Below are the records; copy each line in them that holds the word "JSON".

◆ Input records ◆
◆ ◆ ◆

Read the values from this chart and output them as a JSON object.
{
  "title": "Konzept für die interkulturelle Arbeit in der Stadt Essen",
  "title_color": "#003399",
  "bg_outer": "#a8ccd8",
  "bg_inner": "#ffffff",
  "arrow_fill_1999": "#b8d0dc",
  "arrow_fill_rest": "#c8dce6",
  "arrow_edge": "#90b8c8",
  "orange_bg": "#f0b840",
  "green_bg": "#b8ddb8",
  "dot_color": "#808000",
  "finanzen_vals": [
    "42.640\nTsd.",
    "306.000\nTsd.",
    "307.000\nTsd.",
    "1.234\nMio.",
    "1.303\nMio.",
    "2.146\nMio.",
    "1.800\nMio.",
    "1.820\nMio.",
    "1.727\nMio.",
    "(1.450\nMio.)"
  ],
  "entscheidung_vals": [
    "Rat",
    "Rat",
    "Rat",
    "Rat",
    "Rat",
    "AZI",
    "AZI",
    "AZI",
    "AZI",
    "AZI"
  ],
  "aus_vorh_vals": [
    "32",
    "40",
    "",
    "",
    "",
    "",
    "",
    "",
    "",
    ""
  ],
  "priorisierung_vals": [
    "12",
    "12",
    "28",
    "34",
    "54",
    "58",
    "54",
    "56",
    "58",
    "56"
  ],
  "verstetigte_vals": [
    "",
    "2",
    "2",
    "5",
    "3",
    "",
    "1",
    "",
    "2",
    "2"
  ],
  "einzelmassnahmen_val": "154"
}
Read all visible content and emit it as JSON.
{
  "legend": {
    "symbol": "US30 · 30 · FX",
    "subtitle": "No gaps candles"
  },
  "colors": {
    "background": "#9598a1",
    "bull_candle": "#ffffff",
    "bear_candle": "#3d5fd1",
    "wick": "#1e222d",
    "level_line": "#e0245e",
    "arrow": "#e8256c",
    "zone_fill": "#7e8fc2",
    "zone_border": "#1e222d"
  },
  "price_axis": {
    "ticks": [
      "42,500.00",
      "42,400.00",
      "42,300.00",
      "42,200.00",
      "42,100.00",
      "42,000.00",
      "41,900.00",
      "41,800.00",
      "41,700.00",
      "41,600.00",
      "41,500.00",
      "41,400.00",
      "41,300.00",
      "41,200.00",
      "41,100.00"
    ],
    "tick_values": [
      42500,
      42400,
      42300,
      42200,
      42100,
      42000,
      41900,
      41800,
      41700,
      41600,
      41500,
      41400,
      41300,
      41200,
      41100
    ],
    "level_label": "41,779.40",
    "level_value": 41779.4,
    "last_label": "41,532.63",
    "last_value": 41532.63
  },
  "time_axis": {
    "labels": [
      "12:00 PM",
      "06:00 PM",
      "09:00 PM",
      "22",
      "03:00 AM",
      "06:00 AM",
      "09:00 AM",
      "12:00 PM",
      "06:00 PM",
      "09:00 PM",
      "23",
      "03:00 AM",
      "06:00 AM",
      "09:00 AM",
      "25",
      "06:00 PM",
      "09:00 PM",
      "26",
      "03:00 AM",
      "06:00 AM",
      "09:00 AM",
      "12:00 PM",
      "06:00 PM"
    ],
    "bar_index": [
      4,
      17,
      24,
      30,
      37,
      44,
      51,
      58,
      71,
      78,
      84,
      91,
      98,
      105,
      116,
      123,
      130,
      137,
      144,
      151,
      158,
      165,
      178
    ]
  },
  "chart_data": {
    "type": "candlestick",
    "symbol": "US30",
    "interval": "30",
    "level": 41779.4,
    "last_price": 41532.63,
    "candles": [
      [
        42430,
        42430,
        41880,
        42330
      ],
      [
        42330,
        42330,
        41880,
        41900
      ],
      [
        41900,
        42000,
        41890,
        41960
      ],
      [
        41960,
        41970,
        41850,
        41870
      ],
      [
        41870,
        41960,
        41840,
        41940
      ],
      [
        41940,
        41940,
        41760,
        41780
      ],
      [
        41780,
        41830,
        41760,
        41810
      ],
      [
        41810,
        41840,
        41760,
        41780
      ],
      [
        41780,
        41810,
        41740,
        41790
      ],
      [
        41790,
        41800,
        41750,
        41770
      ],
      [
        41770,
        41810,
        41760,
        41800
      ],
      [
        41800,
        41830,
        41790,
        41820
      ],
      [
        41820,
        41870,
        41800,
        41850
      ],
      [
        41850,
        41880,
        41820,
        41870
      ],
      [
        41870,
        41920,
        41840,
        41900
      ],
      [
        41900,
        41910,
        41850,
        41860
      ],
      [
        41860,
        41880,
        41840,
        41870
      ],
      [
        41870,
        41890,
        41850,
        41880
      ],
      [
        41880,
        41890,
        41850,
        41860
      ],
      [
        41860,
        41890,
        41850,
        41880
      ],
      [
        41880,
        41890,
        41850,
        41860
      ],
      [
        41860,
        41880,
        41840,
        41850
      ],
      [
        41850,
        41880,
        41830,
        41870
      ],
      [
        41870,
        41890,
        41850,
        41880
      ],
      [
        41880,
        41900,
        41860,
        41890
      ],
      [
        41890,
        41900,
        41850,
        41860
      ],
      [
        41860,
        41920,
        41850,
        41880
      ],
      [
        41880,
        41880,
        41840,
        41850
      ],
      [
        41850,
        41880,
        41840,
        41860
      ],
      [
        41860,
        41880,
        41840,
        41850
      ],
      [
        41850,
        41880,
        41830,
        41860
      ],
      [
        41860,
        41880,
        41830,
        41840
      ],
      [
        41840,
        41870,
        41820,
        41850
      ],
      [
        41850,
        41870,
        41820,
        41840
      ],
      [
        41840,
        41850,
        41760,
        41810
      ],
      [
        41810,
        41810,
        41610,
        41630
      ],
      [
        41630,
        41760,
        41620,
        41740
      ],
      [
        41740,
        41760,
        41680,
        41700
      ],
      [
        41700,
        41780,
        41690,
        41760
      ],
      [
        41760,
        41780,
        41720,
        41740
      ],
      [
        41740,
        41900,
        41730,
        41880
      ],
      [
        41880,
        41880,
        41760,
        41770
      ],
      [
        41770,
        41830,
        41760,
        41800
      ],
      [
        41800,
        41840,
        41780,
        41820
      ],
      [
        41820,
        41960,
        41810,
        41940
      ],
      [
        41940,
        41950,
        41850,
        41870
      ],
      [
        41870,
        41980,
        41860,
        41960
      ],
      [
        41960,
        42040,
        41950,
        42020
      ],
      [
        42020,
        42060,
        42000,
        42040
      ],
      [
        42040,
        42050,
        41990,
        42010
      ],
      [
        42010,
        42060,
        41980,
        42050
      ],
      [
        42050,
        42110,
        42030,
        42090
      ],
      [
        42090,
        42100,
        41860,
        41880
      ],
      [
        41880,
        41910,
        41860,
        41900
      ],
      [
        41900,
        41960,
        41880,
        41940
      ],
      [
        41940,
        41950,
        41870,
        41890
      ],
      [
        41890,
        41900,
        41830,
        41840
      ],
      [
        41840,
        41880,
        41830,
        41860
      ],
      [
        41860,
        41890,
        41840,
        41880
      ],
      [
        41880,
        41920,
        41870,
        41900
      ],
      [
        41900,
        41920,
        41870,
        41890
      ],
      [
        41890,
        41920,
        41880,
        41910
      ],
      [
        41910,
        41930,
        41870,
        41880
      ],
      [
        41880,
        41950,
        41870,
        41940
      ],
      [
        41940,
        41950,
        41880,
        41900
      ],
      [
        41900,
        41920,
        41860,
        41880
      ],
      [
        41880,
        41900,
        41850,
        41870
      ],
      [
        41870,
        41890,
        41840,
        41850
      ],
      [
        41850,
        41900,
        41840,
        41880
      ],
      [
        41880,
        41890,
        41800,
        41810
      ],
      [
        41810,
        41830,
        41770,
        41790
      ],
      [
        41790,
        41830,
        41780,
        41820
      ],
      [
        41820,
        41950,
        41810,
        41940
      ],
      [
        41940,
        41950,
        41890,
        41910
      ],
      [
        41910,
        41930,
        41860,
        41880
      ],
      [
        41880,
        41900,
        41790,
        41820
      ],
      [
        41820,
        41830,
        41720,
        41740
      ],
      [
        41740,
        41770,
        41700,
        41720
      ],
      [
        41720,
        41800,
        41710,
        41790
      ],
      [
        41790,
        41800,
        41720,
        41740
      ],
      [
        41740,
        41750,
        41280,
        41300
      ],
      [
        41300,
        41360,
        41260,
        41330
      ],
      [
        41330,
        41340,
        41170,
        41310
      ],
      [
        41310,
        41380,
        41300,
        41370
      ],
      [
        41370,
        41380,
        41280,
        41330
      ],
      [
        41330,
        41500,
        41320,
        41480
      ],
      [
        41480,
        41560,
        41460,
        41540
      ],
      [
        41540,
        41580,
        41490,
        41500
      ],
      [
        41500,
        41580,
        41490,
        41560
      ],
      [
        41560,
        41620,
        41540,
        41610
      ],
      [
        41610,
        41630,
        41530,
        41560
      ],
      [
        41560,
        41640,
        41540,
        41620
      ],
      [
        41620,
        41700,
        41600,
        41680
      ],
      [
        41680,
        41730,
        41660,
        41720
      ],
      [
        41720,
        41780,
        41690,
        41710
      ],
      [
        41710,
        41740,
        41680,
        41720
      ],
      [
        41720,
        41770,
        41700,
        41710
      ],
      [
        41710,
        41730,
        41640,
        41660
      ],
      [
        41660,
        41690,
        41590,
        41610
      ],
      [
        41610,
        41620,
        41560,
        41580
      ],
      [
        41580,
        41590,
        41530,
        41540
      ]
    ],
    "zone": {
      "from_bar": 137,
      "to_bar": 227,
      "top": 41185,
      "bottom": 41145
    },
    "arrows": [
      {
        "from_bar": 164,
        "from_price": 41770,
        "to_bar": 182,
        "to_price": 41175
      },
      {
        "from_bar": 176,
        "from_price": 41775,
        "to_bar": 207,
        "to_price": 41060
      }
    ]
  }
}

◆ ◆ ◆

◆ Exercise response ◆
Read the values from this chart and output them as a JSON object.
Read all visible content and emit it as JSON.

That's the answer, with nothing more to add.